Can you output the material exactly as written, minus any pictures it holds?

**Given data**:
__________________________________________________

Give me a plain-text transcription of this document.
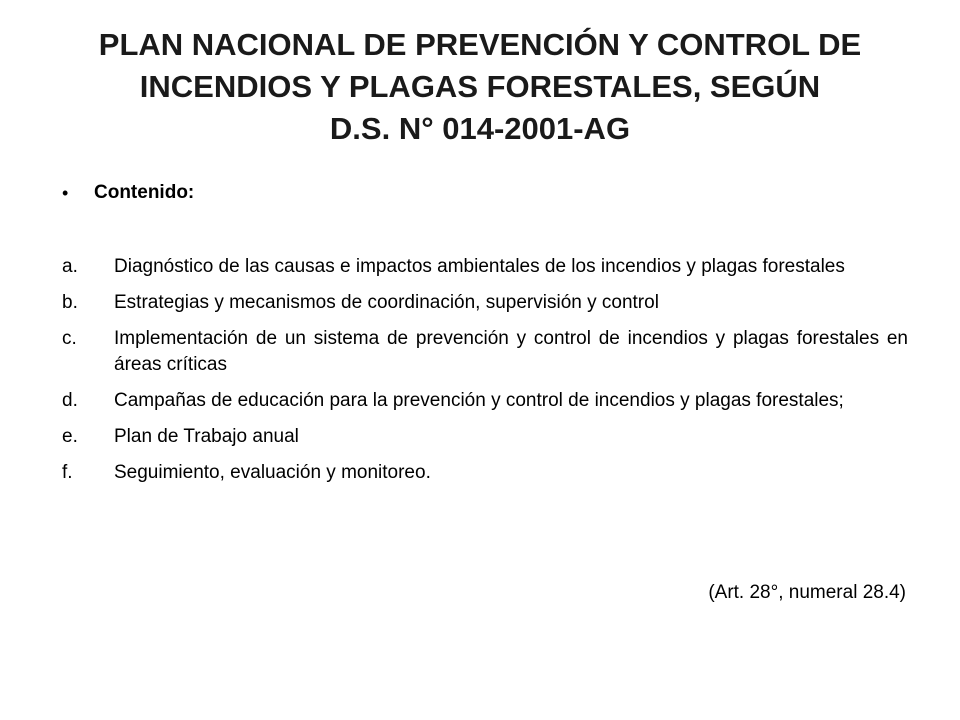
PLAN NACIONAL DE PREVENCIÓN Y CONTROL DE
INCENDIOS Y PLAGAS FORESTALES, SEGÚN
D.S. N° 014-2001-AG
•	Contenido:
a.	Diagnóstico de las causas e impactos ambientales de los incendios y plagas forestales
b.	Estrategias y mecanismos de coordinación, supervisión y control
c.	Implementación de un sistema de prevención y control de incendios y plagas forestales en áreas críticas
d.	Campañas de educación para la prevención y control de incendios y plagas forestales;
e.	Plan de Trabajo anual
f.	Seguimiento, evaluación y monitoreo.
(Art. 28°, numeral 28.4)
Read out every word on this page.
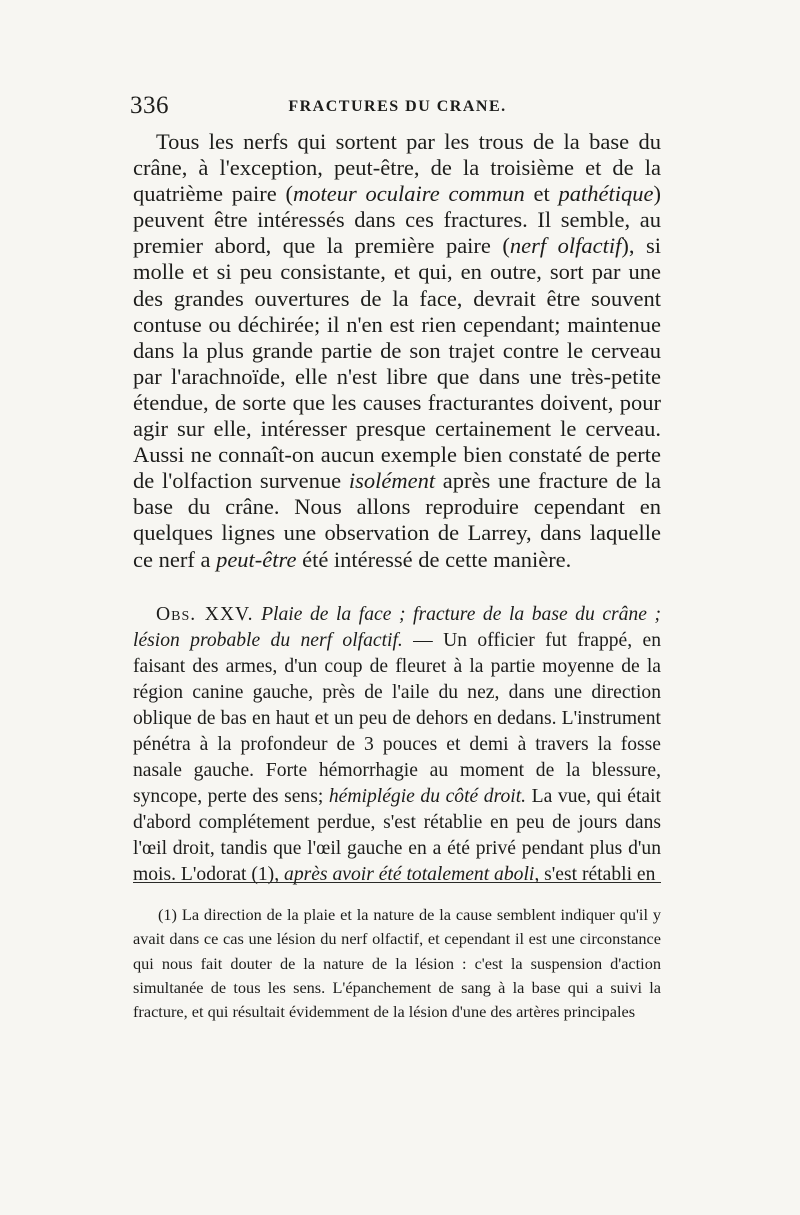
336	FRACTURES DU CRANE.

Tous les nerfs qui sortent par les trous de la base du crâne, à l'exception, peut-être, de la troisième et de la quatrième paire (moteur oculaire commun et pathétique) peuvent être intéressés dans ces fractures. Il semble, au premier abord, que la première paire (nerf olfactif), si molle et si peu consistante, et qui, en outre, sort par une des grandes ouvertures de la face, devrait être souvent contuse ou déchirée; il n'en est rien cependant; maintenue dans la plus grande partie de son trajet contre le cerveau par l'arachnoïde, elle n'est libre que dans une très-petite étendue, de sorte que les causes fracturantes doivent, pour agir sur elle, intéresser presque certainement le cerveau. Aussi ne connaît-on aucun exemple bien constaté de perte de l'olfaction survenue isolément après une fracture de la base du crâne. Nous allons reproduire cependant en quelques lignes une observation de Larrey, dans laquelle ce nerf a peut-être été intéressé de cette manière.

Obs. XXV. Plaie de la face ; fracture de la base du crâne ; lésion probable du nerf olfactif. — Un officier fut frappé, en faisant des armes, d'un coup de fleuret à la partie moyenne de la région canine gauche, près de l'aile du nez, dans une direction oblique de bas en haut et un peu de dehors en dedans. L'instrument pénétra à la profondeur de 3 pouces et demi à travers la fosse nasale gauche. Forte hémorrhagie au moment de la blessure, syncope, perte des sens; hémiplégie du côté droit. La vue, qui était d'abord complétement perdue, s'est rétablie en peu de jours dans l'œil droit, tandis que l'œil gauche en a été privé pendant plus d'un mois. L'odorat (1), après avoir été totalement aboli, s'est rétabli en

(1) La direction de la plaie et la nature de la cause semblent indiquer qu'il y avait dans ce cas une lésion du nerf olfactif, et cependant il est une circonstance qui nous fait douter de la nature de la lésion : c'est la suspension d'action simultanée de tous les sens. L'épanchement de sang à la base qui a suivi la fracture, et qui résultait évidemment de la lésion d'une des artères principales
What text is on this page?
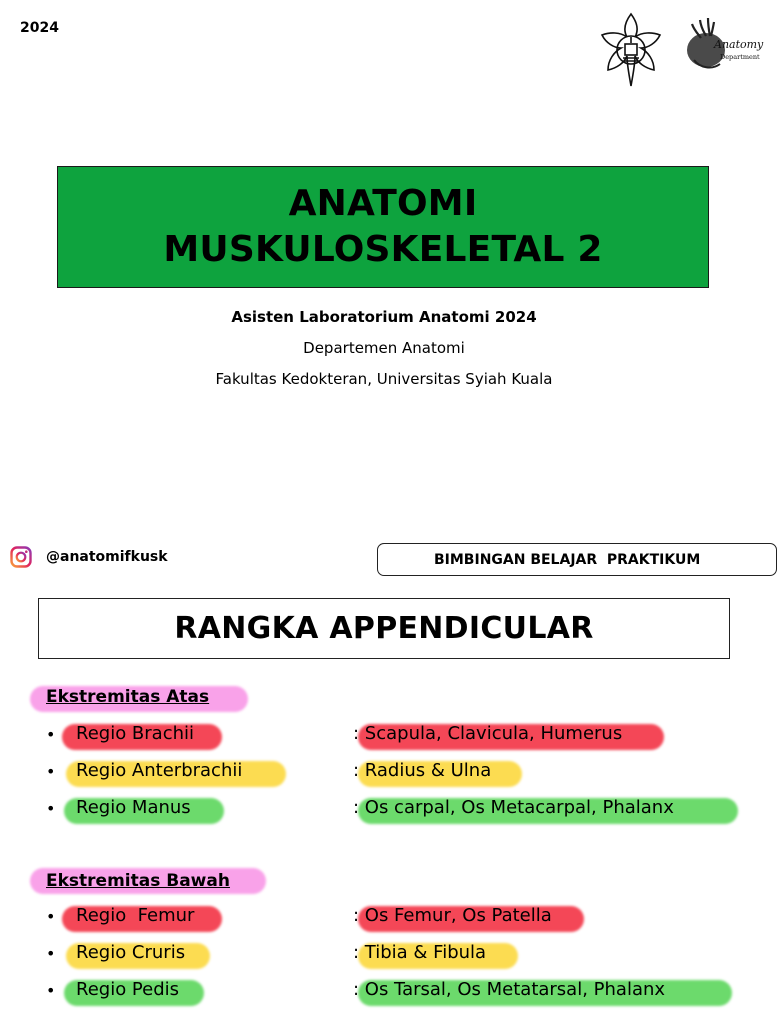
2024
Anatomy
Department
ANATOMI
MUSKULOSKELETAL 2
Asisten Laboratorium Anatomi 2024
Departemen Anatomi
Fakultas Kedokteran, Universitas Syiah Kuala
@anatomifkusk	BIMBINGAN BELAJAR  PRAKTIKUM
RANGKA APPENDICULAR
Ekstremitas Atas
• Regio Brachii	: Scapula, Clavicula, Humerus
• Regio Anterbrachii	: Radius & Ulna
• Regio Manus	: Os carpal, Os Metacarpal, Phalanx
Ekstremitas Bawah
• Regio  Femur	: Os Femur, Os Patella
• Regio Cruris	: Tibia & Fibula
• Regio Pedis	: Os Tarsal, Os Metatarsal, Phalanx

__________________________________________________

**Response for this exercise**:
Give me a plain-text transcription of this document.
PLAN NACIONAL DE PREVENCIÓN Y CONTROL DE
INCENDIOS Y PLAGAS FORESTALES, SEGÚN
D.S. N° 014-2001-AG
•	Contenido:
a.	Diagnóstico de las causas e impactos ambientales de los incendios y plagas forestales
b.	Estrategias y mecanismos de coordinación, supervisión y control
c.	Implementación de un sistema de prevención y control de incendios y plagas forestales en áreas críticas
d.	Campañas de educación para la prevención y control de incendios y plagas forestales;
e.	Plan de Trabajo anual
f.	Seguimiento, evaluación y monitoreo.
(Art. 28°, numeral 28.4)
Read out every word on this page.
336	FRACTURES DU CRANE.

Tous les nerfs qui sortent par les trous de la base du crâne, à l'exception, peut-être, de la troisième et de la quatrième paire (moteur oculaire commun et pathétique) peuvent être intéressés dans ces fractures. Il semble, au premier abord, que la première paire (nerf olfactif), si molle et si peu consistante, et qui, en outre, sort par une des grandes ouvertures de la face, devrait être souvent contuse ou déchirée; il n'en est rien cependant; maintenue dans la plus grande partie de son trajet contre le cerveau par l'arachnoïde, elle n'est libre que dans une très-petite étendue, de sorte que les causes fracturantes doivent, pour agir sur elle, intéresser presque certainement le cerveau. Aussi ne connaît-on aucun exemple bien constaté de perte de l'olfaction survenue isolément après une fracture de la base du crâne. Nous allons reproduire cependant en quelques lignes une observation de Larrey, dans laquelle ce nerf a peut-être été intéressé de cette manière.

Obs. XXV. Plaie de la face ; fracture de la base du crâne ; lésion probable du nerf olfactif. — Un officier fut frappé, en faisant des armes, d'un coup de fleuret à la partie moyenne de la région canine gauche, près de l'aile du nez, dans une direction oblique de bas en haut et un peu de dehors en dedans. L'instrument pénétra à la profondeur de 3 pouces et demi à travers la fosse nasale gauche. Forte hémorrhagie au moment de la blessure, syncope, perte des sens; hémiplégie du côté droit. La vue, qui était d'abord complétement perdue, s'est rétablie en peu de jours dans l'œil droit, tandis que l'œil gauche en a été privé pendant plus d'un mois. L'odorat (1), après avoir été totalement aboli, s'est rétabli en

(1) La direction de la plaie et la nature de la cause semblent indiquer qu'il y avait dans ce cas une lésion du nerf olfactif, et cependant il est une circonstance qui nous fait douter de la nature de la lésion : c'est la suspension d'action simultanée de tous les sens. L'épanchement de sang à la base qui a suivi la fracture, et qui résultait évidemment de la lésion d'une des artères principales
What text is on this page?
2024
Anatomy
Department
ANATOMI
MUSKULOSKELETAL 2
Asisten Laboratorium Anatomi 2024
Departemen Anatomi
Fakultas Kedokteran, Universitas Syiah Kuala
@anatomifkusk	BIMBINGAN BELAJAR  PRAKTIKUM
RANGKA APPENDICULAR
Ekstremitas Atas
• Regio Brachii	: Scapula, Clavicula, Humerus
• Regio Anterbrachii	: Radius & Ulna
• Regio Manus	: Os carpal, Os Metacarpal, Phalanx
Ekstremitas Bawah
• Regio  Femur	: Os Femur, Os Patella
• Regio Cruris	: Tibia & Fibula
• Regio Pedis	: Os Tarsal, Os Metatarsal, Phalanx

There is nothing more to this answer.